> **Task objective**: What is needed is an exact repeat of the lines from the line containing "Extract all readable text from this page." through the final line of the entries below, and nothing else.

==================================================

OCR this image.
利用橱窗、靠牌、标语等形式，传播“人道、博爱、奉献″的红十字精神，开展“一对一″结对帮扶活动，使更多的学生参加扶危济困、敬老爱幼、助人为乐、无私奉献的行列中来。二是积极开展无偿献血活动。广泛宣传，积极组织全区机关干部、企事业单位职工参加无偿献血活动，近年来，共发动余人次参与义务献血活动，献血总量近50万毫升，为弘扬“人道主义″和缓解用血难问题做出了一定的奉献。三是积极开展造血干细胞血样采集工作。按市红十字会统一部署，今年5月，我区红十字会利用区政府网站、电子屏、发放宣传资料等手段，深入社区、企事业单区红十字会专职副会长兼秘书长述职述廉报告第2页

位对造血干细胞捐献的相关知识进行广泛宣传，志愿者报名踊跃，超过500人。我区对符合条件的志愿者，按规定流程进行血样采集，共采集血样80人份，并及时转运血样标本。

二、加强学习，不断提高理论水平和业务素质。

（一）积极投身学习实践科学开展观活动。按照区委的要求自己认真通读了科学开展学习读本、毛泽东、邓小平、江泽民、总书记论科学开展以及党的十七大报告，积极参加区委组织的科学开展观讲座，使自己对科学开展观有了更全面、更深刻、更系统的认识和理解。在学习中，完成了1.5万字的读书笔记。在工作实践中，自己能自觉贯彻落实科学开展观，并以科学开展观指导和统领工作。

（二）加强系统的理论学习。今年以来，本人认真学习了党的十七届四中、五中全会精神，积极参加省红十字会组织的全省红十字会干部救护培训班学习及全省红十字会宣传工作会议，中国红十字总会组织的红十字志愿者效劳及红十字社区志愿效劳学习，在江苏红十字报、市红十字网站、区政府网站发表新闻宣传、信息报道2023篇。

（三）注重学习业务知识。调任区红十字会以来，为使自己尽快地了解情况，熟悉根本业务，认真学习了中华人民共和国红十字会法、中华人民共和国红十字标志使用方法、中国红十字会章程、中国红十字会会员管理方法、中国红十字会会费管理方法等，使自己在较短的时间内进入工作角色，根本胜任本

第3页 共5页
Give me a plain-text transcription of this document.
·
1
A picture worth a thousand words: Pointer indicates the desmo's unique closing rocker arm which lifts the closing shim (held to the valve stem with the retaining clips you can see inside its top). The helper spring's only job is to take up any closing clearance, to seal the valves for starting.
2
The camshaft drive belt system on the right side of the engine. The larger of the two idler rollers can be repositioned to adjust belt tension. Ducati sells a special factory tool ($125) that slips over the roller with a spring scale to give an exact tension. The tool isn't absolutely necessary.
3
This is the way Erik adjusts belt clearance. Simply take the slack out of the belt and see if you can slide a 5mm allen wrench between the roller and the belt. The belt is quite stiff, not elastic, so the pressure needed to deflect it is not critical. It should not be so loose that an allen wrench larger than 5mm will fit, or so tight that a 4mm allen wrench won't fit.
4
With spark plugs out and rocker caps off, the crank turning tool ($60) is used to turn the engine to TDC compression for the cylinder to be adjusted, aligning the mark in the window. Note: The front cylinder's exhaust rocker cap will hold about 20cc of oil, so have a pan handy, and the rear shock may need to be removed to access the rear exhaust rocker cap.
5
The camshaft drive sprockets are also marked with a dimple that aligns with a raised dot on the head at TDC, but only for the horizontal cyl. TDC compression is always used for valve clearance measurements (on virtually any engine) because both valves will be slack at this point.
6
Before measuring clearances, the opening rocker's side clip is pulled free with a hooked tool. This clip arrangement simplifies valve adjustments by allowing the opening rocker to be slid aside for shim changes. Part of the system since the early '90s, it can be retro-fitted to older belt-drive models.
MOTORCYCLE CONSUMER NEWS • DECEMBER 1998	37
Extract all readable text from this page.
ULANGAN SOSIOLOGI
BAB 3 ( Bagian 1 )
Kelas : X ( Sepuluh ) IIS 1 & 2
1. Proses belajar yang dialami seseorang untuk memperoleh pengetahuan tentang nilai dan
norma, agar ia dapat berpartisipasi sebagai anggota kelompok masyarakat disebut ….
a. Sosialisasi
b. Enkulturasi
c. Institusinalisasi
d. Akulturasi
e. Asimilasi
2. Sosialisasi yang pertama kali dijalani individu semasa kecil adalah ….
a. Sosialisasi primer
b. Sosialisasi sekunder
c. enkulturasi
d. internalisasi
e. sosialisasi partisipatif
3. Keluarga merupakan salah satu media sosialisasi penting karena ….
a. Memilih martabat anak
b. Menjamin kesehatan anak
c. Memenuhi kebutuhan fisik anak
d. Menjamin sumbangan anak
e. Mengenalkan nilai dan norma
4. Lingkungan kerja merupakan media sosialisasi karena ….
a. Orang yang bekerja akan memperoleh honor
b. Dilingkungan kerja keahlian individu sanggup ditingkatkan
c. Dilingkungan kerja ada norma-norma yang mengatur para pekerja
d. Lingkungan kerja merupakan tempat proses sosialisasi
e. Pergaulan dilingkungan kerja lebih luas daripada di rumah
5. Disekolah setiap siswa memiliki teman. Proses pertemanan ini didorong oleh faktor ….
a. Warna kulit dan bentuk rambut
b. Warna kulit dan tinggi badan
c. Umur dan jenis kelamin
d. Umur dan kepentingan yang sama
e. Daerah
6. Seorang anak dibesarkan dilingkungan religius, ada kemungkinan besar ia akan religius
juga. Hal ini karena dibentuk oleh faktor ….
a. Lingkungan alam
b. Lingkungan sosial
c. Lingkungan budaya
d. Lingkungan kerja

==================================================

> **Answer to this task**:
Extract all readable text from this page.
ULANGAN SOSIOLOGI
BAB 3 ( Bagian 1 )
Kelas : X ( Sepuluh ) IIS 1 & 2
1. Proses belajar yang dialami seseorang untuk memperoleh pengetahuan tentang nilai dan
norma, agar ia dapat berpartisipasi sebagai anggota kelompok masyarakat disebut ….
a. Sosialisasi
b. Enkulturasi
c. Institusinalisasi
d. Akulturasi
e. Asimilasi
2. Sosialisasi yang pertama kali dijalani individu semasa kecil adalah ….
a. Sosialisasi primer
b. Sosialisasi sekunder
c. enkulturasi
d. internalisasi
e. sosialisasi partisipatif
3. Keluarga merupakan salah satu media sosialisasi penting karena ….
a. Memilih martabat anak
b. Menjamin kesehatan anak
c. Memenuhi kebutuhan fisik anak
d. Menjamin sumbangan anak
e. Mengenalkan nilai dan norma
4. Lingkungan kerja merupakan media sosialisasi karena ….
a. Orang yang bekerja akan memperoleh honor
b. Dilingkungan kerja keahlian individu sanggup ditingkatkan
c. Dilingkungan kerja ada norma-norma yang mengatur para pekerja
d. Lingkungan kerja merupakan tempat proses sosialisasi
e. Pergaulan dilingkungan kerja lebih luas daripada di rumah
5. Disekolah setiap siswa memiliki teman. Proses pertemanan ini didorong oleh faktor ….
a. Warna kulit dan bentuk rambut
b. Warna kulit dan tinggi badan
c. Umur dan jenis kelamin
d. Umur dan kepentingan yang sama
e. Daerah
6. Seorang anak dibesarkan dilingkungan religius, ada kemungkinan besar ia akan religius
juga. Hal ini karena dibentuk oleh faktor ….
a. Lingkungan alam
b. Lingkungan sosial
c. Lingkungan budaya
d. Lingkungan kerja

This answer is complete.